WORK TO BE COMPLETED:
Without the pictures, repeat the listing character for character.

RAW DATA start

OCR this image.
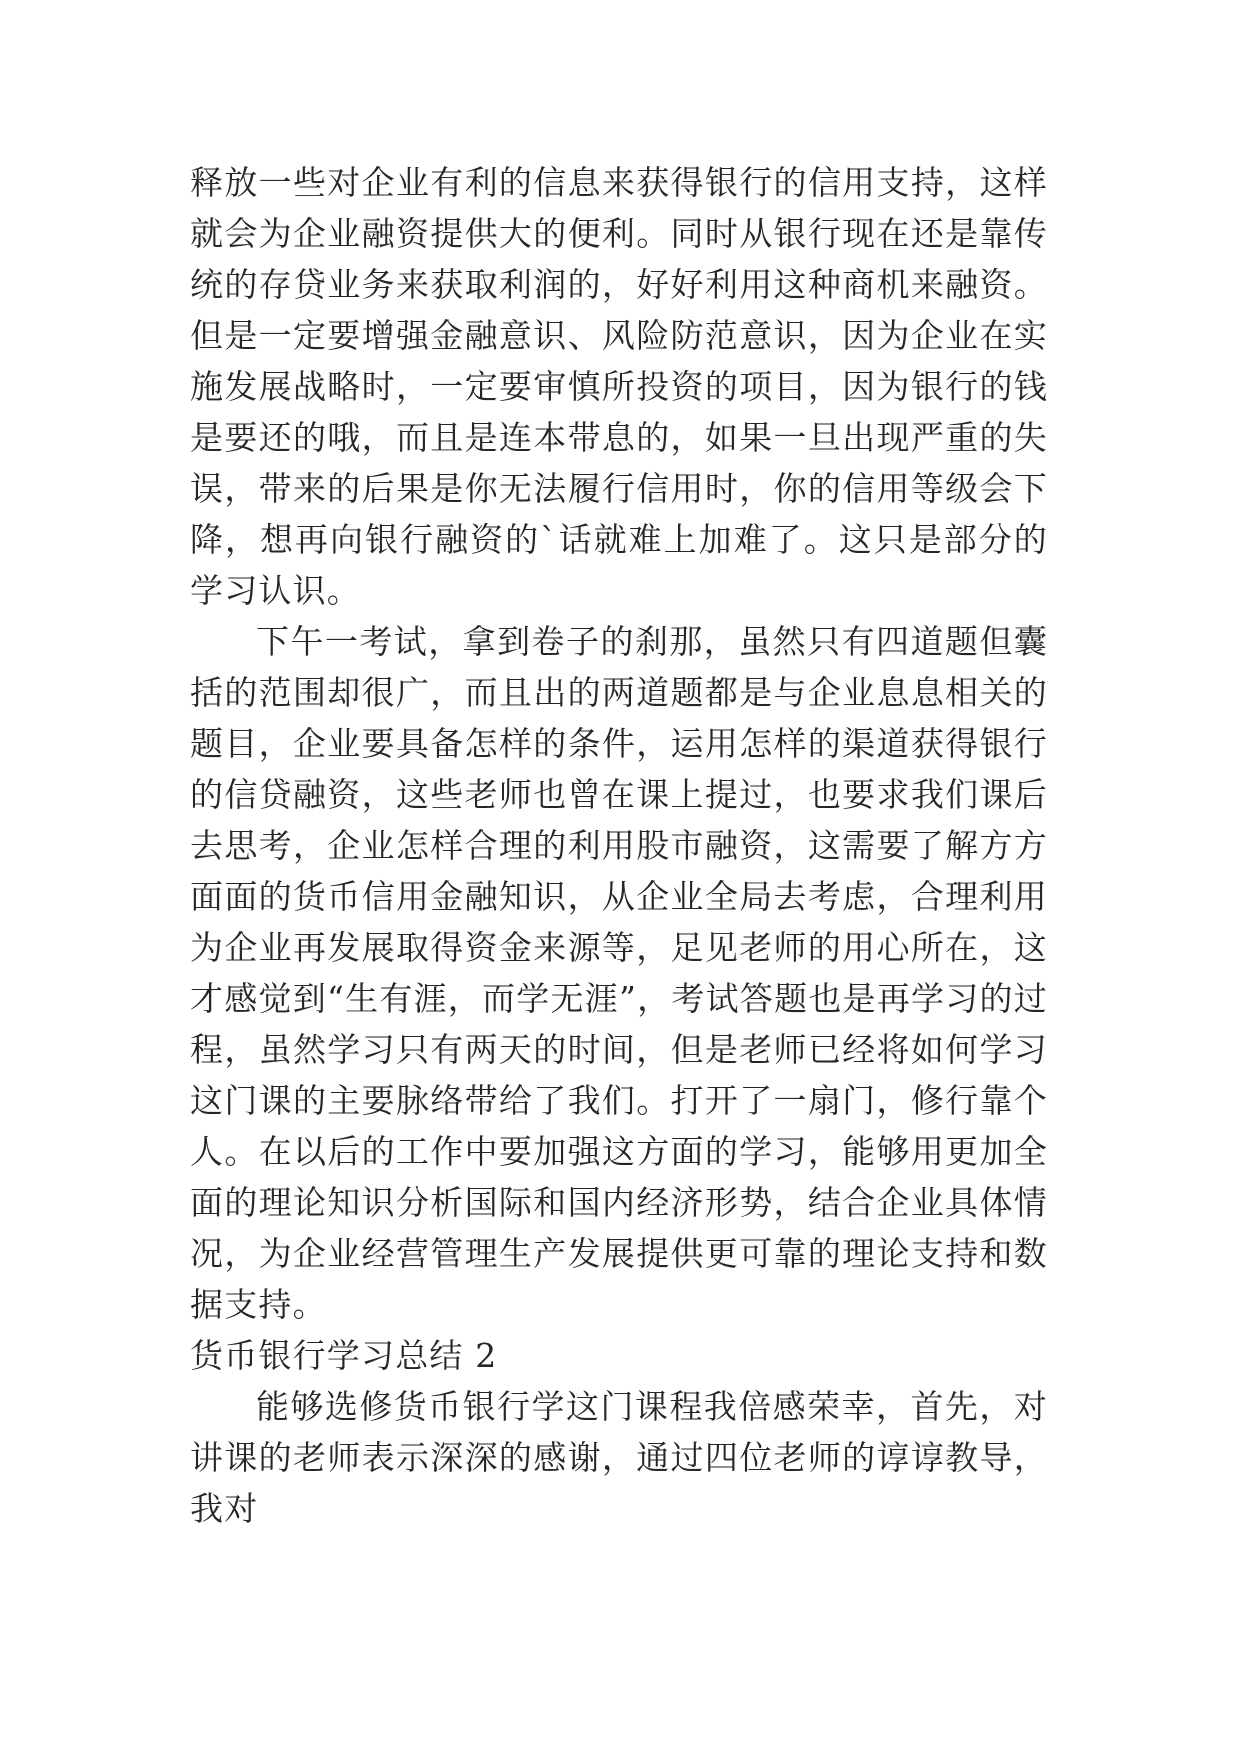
释放一些对企业有利的信息来获得银行的信用支持，这样就会为企业融资提供大的便利。同时从银行现在还是靠传统的存贷业务来获取利润的，好好利用这种商机来融资。但是一定要增强金融意识、风险防范意识，因为企业在实施发展战略时，一定要审慎所投资的项目，因为银行的钱是要还的哦，而且是连本带息的，如果一旦出现严重的失误，带来的后果是你无法履行信用时，你的信用等级会下降，想再向银行融资的`话就难上加难了。这只是部分的学习认识。

下午一考试，拿到卷子的刹那，虽然只有四道题但囊括的范围却很广，而且出的两道题都是与企业息息相关的题目，企业要具备怎样的条件，运用怎样的渠道获得银行的信贷融资，这些老师也曾在课上提过，也要求我们课后去思考，企业怎样合理的利用股市融资，这需要了解方方面面的货币信用金融知识，从企业全局去考虑，合理利用为企业再发展取得资金来源等，足见老师的用心所在，这才感觉到“生有涯，而学无涯”，考试答题也是再学习的过程，虽然学习只有两天的时间，但是老师已经将如何学习这门课的主要脉络带给了我们。打开了一扇门，修行靠个人。在以后的工作中要加强这方面的学习，能够用更加全面的理论知识分析国际和国内经济形势，结合企业具体情况，为企业经营管理生产发展提供更可靠的理论支持和数据支持。

货币银行学习总结 2

能够选修货币银行学这门课程我倍感荣幸，首先，对讲课的老师表示深深的感谢，通过四位老师的谆谆教导，我对
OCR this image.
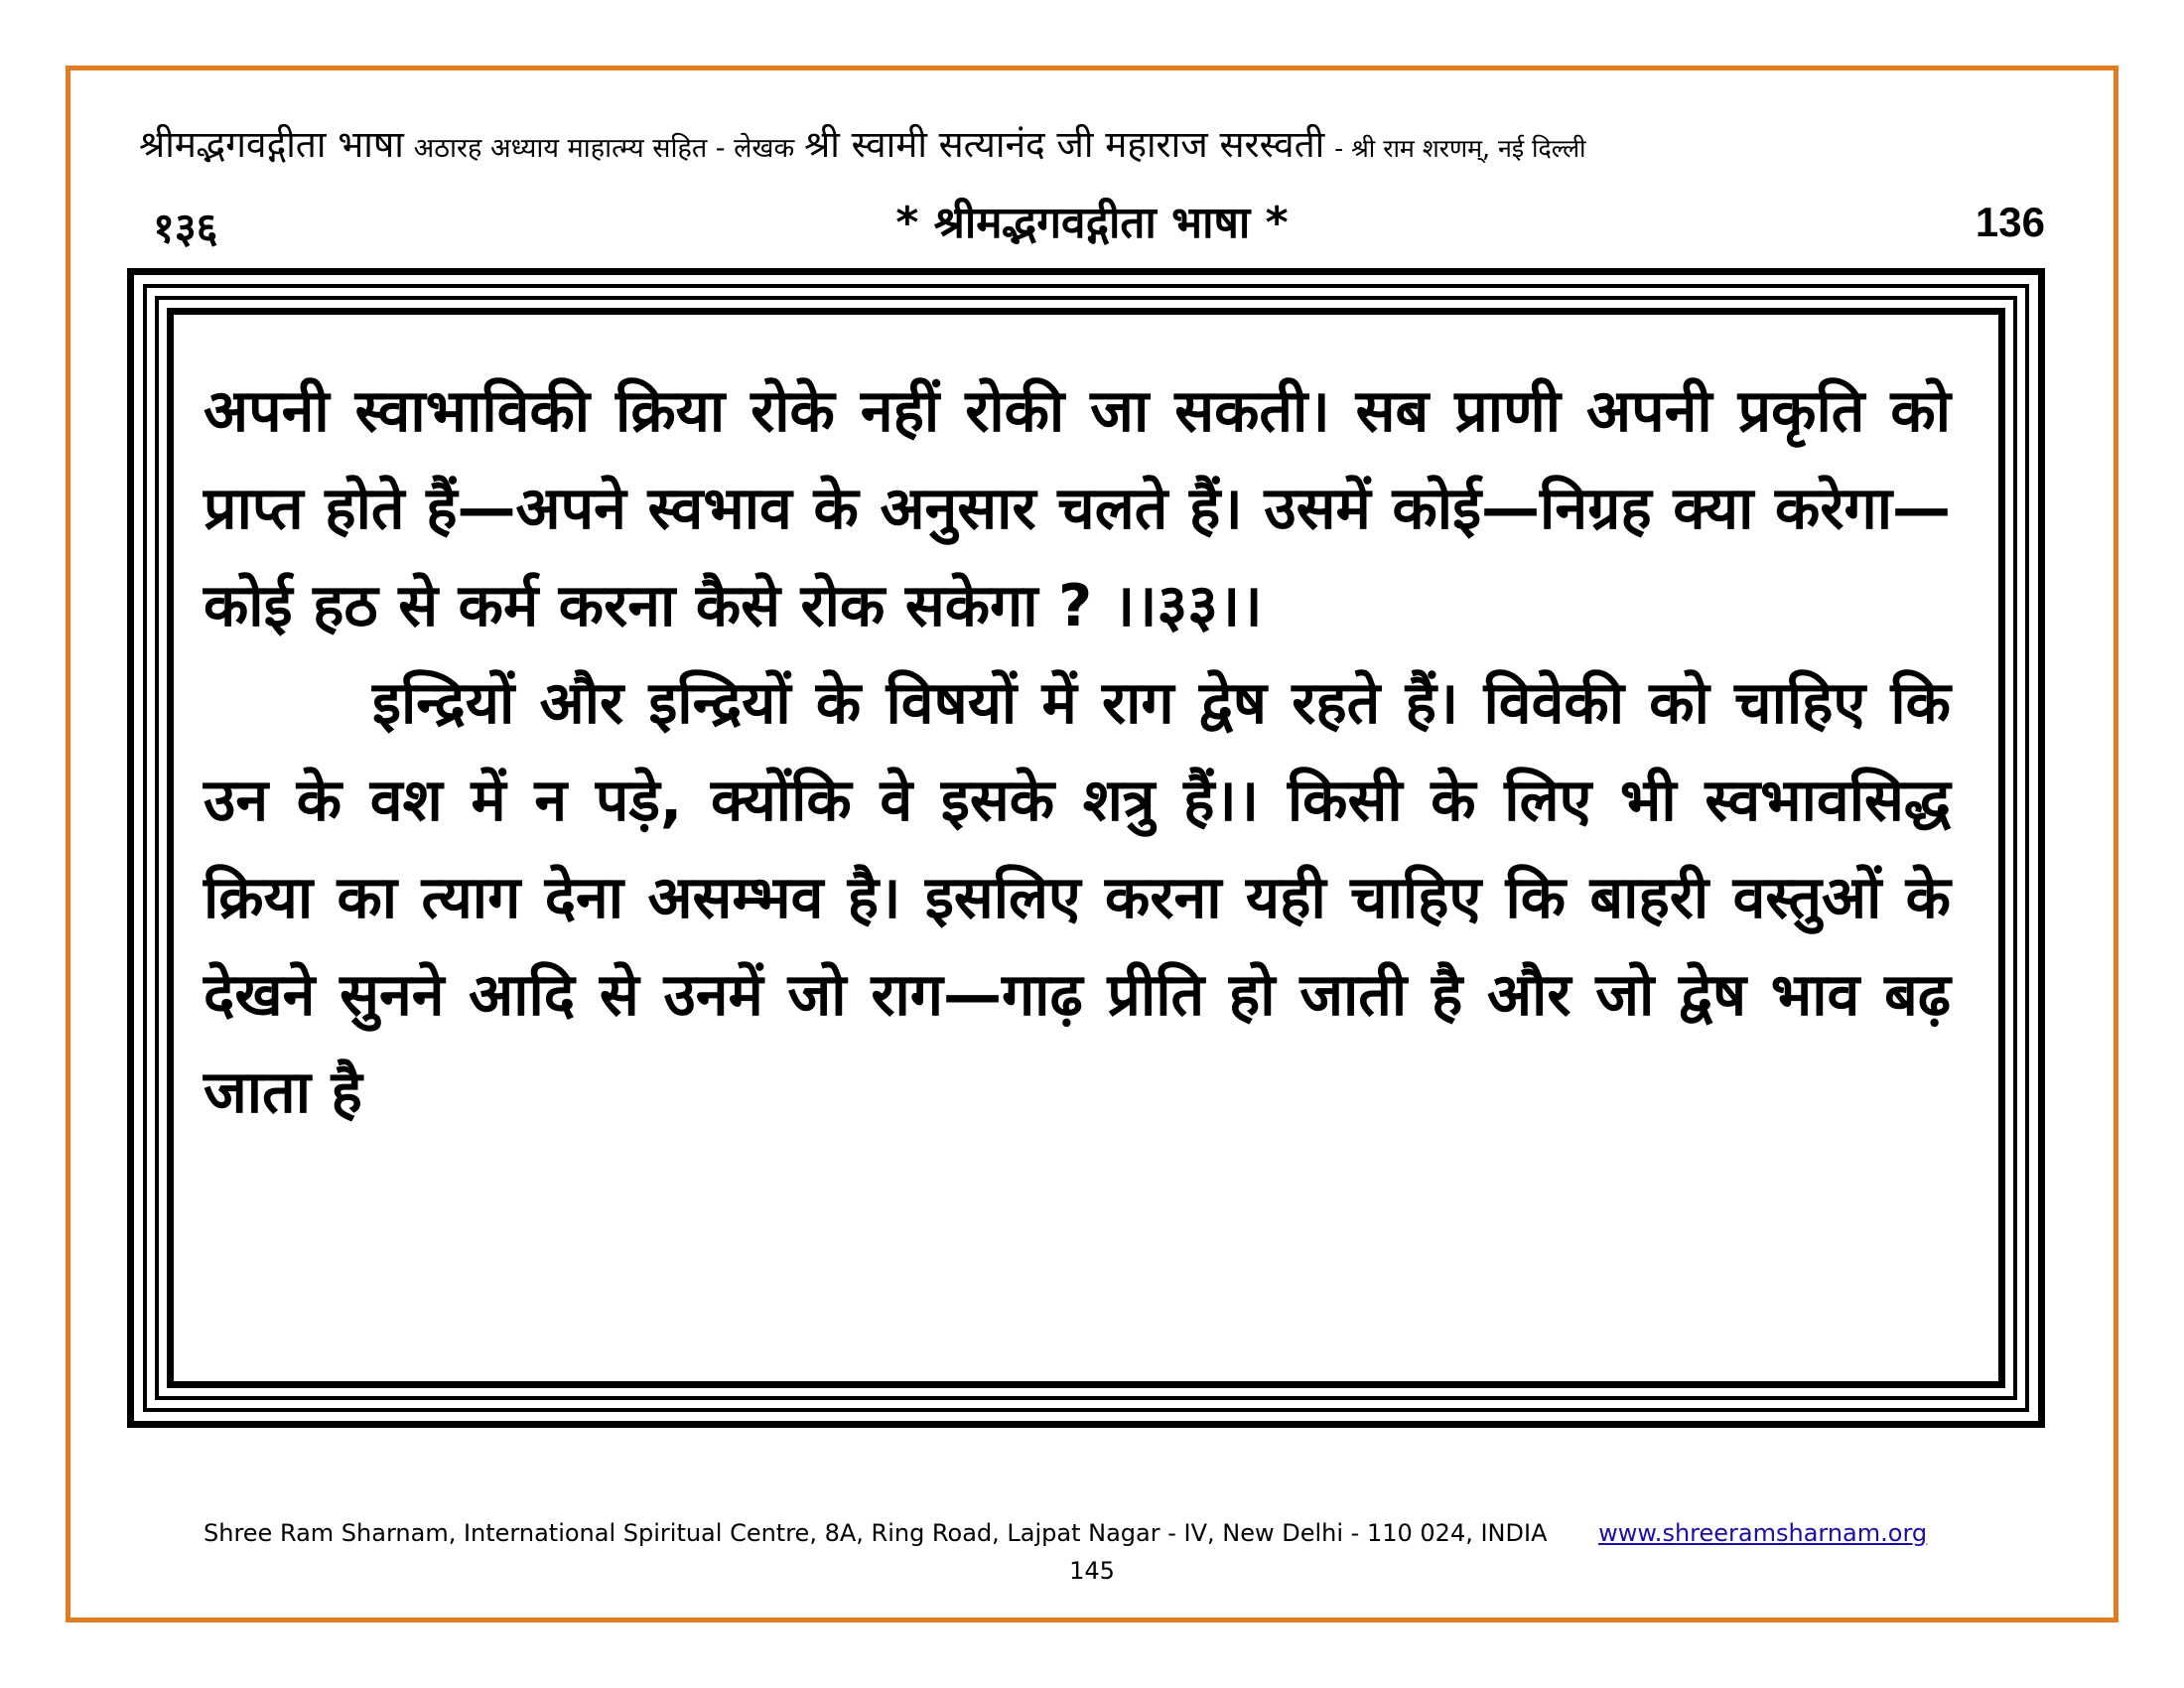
श्रीमद्भगवद्गीता भाषा अठारह अध्याय माहात्म्य सहित - लेखक श्री स्वामी सत्यानंद जी महाराज सरस्वती - श्री राम शरणम्, नई दिल्ली
१३६	* श्रीमद्भगवद्गीता भाषा *	136

अपनी स्वाभाविकी क्रिया रोके नहीं रोकी जा सकती। सब प्राणी अपनी प्रकृति को प्राप्त होते हैं—अपने स्वभाव के अनुसार चलते हैं। उसमें कोई—निग्रह क्या करेगा—कोई हठ से कर्म करना कैसे रोक सकेगा ? ।।३३।।

इन्द्रियों और इन्द्रियों के विषयों में राग द्वेष रहते हैं। विवेकी को चाहिए कि उन के वश में न पड़े, क्योंकि वे इसके शत्रु हैं।। किसी के लिए भी स्वभावसिद्ध क्रिया का त्याग देना असम्भव है। इसलिए करना यही चाहिए कि बाहरी वस्तुओं के देखने सुनने आदि से उनमें जो राग—गाढ़ प्रीति हो जाती है और जो द्वेष भाव बढ़ जाता है

Shree Ram Sharnam, International Spiritual Centre, 8A, Ring Road, Lajpat Nagar - IV, New Delhi - 110 024, INDIA www.shreeramsharnam.org
145
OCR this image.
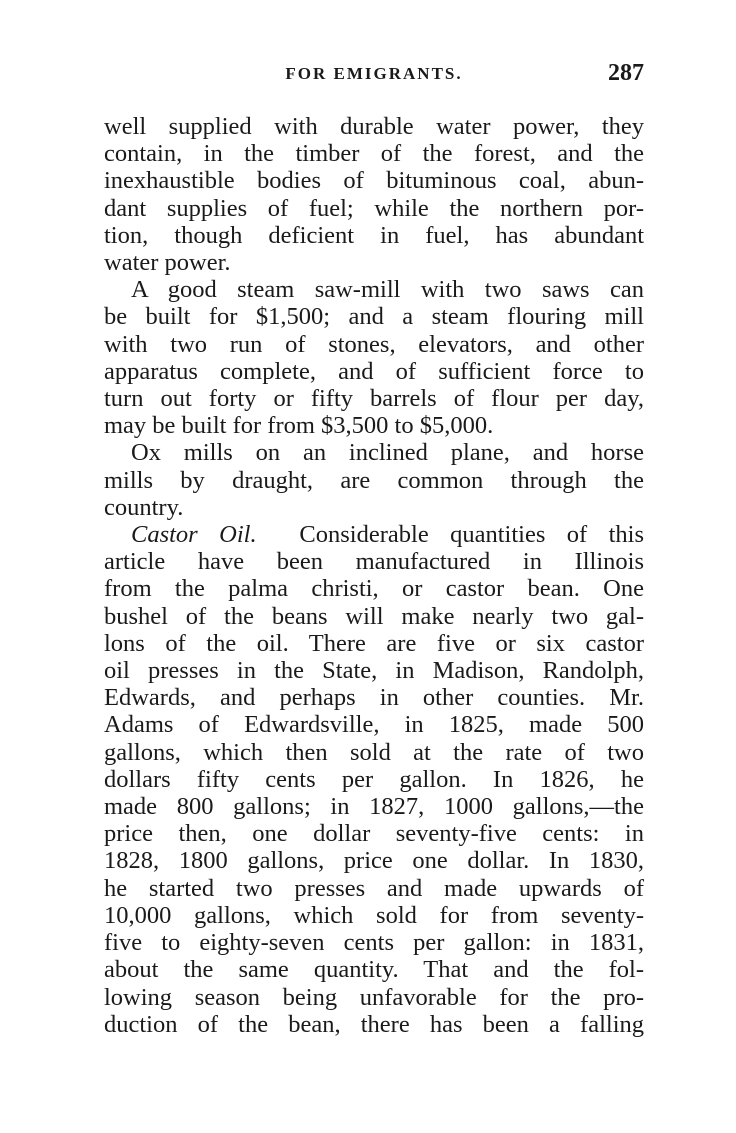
FOR EMIGRANTS.	287
well supplied with durable water power, they
contain, in the timber of the forest, and the
inexhaustible bodies of bituminous coal, abun-
dant supplies of fuel; while the northern por-
tion, though deficient in fuel, has abundant
water power.
A good steam saw-mill with two saws can
be built for $1,500; and a steam flouring mill
with two run of stones, elevators, and other
apparatus complete, and of sufficient force to
turn out forty or fifty barrels of flour per day,
may be built for from $3,500 to $5,000.
Ox mills on an inclined plane, and horse
mills by draught, are common through the
country.
Castor Oil. Considerable quantities of this
article have been manufactured in Illinois
from the palma christi, or castor bean. One
bushel of the beans will make nearly two gal-
lons of the oil. There are five or six castor
oil presses in the State, in Madison, Randolph,
Edwards, and perhaps in other counties. Mr.
Adams of Edwardsville, in 1825, made 500
gallons, which then sold at the rate of two
dollars fifty cents per gallon. In 1826, he
made 800 gallons; in 1827, 1000 gallons,—the
price then, one dollar seventy-five cents: in
1828, 1800 gallons, price one dollar. In 1830,
he started two presses and made upwards of
10,000 gallons, which sold for from seventy-
five to eighty-seven cents per gallon: in 1831,
about the same quantity. That and the fol-
lowing season being unfavorable for the pro-
duction of the bean, there has been a falling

RAW DATA end

SOLUTION BELOW:
OCR this image.
释放一些对企业有利的信息来获得银行的信用支持，这样就会为企业融资提供大的便利。同时从银行现在还是靠传统的存贷业务来获取利润的，好好利用这种商机来融资。但是一定要增强金融意识、风险防范意识，因为企业在实施发展战略时，一定要审慎所投资的项目，因为银行的钱是要还的哦，而且是连本带息的，如果一旦出现严重的失误，带来的后果是你无法履行信用时，你的信用等级会下降，想再向银行融资的`话就难上加难了。这只是部分的学习认识。

下午一考试，拿到卷子的刹那，虽然只有四道题但囊括的范围却很广，而且出的两道题都是与企业息息相关的题目，企业要具备怎样的条件，运用怎样的渠道获得银行的信贷融资，这些老师也曾在课上提过，也要求我们课后去思考，企业怎样合理的利用股市融资，这需要了解方方面面的货币信用金融知识，从企业全局去考虑，合理利用为企业再发展取得资金来源等，足见老师的用心所在，这才感觉到“生有涯，而学无涯”，考试答题也是再学习的过程，虽然学习只有两天的时间，但是老师已经将如何学习这门课的主要脉络带给了我们。打开了一扇门，修行靠个人。在以后的工作中要加强这方面的学习，能够用更加全面的理论知识分析国际和国内经济形势，结合企业具体情况，为企业经营管理生产发展提供更可靠的理论支持和数据支持。

货币银行学习总结 2

能够选修货币银行学这门课程我倍感荣幸，首先，对讲课的老师表示深深的感谢，通过四位老师的谆谆教导，我对
OCR this image.
श्रीमद्भगवद्गीता भाषा अठारह अध्याय माहात्म्य सहित - लेखक श्री स्वामी सत्यानंद जी महाराज सरस्वती - श्री राम शरणम्, नई दिल्ली
१३६	* श्रीमद्भगवद्गीता भाषा *	136

अपनी स्वाभाविकी क्रिया रोके नहीं रोकी जा सकती। सब प्राणी अपनी प्रकृति को प्राप्त होते हैं—अपने स्वभाव के अनुसार चलते हैं। उसमें कोई—निग्रह क्या करेगा—कोई हठ से कर्म करना कैसे रोक सकेगा ? ।।३३।।

इन्द्रियों और इन्द्रियों के विषयों में राग द्वेष रहते हैं। विवेकी को चाहिए कि उन के वश में न पड़े, क्योंकि वे इसके शत्रु हैं।। किसी के लिए भी स्वभावसिद्ध क्रिया का त्याग देना असम्भव है। इसलिए करना यही चाहिए कि बाहरी वस्तुओं के देखने सुनने आदि से उनमें जो राग—गाढ़ प्रीति हो जाती है और जो द्वेष भाव बढ़ जाता है

Shree Ram Sharnam, International Spiritual Centre, 8A, Ring Road, Lajpat Nagar - IV, New Delhi - 110 024, INDIA www.shreeramsharnam.org
145
OCR this image.
FOR EMIGRANTS.	287
well supplied with durable water power, they
contain, in the timber of the forest, and the
inexhaustible bodies of bituminous coal, abun-
dant supplies of fuel; while the northern por-
tion, though deficient in fuel, has abundant
water power.
A good steam saw-mill with two saws can
be built for $1,500; and a steam flouring mill
with two run of stones, elevators, and other
apparatus complete, and of sufficient force to
turn out forty or fifty barrels of flour per day,
may be built for from $3,500 to $5,000.
Ox mills on an inclined plane, and horse
mills by draught, are common through the
country.
Castor Oil. Considerable quantities of this
article have been manufactured in Illinois
from the palma christi, or castor bean. One
bushel of the beans will make nearly two gal-
lons of the oil. There are five or six castor
oil presses in the State, in Madison, Randolph,
Edwards, and perhaps in other counties. Mr.
Adams of Edwardsville, in 1825, made 500
gallons, which then sold at the rate of two
dollars fifty cents per gallon. In 1826, he
made 800 gallons; in 1827, 1000 gallons,—the
price then, one dollar seventy-five cents: in
1828, 1800 gallons, price one dollar. In 1830,
he started two presses and made upwards of
10,000 gallons, which sold for from seventy-
five to eighty-seven cents per gallon: in 1831,
about the same quantity. That and the fol-
lowing season being unfavorable for the pro-
duction of the bean, there has been a falling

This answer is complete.